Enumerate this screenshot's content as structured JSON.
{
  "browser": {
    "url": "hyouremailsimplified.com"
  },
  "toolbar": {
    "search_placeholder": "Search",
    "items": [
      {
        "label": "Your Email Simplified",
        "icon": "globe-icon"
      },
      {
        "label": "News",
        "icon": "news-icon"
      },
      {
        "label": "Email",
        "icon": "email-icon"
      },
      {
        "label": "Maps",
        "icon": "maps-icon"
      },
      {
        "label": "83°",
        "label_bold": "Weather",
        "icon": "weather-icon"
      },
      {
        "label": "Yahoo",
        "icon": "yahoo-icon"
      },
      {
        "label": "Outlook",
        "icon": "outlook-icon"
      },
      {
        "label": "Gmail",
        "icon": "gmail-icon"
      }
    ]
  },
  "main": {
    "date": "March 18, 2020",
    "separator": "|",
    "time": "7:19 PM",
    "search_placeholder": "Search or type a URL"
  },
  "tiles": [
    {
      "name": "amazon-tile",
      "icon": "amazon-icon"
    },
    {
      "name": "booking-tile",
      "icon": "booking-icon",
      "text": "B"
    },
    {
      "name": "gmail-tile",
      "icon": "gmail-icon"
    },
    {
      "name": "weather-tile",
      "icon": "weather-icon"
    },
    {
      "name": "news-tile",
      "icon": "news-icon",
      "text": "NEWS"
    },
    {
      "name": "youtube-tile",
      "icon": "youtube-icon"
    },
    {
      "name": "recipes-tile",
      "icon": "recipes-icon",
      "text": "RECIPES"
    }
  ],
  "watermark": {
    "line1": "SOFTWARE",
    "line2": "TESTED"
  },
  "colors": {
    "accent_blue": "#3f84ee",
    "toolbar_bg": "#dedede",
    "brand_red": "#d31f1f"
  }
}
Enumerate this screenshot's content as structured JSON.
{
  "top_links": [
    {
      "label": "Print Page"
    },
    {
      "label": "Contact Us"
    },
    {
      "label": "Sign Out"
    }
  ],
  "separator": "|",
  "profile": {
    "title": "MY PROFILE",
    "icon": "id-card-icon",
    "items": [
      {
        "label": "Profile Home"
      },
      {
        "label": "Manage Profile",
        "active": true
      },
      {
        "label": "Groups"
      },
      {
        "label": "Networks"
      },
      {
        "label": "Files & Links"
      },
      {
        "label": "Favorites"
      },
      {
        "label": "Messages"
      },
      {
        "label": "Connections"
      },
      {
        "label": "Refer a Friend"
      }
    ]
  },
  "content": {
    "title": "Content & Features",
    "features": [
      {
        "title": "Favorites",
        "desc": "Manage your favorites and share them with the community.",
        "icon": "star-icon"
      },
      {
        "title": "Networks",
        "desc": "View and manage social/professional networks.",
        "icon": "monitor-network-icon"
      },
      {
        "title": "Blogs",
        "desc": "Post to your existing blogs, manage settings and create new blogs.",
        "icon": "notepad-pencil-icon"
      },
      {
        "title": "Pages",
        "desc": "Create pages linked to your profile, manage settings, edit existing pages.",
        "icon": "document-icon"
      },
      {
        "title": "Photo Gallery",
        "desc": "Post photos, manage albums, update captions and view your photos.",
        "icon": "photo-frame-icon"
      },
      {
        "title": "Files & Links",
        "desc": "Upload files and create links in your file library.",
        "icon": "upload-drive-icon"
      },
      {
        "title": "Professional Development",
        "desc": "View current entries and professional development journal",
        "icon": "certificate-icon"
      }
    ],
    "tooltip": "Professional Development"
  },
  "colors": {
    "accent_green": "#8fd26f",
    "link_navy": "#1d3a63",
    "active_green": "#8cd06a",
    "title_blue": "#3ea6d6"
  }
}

> [Set problem]:
Each line above that holds the string "Search" should be copied and shown.

> [Solution to this task]:
    "search_placeholder": "Search",
    "search_placeholder": "Search or type a URL"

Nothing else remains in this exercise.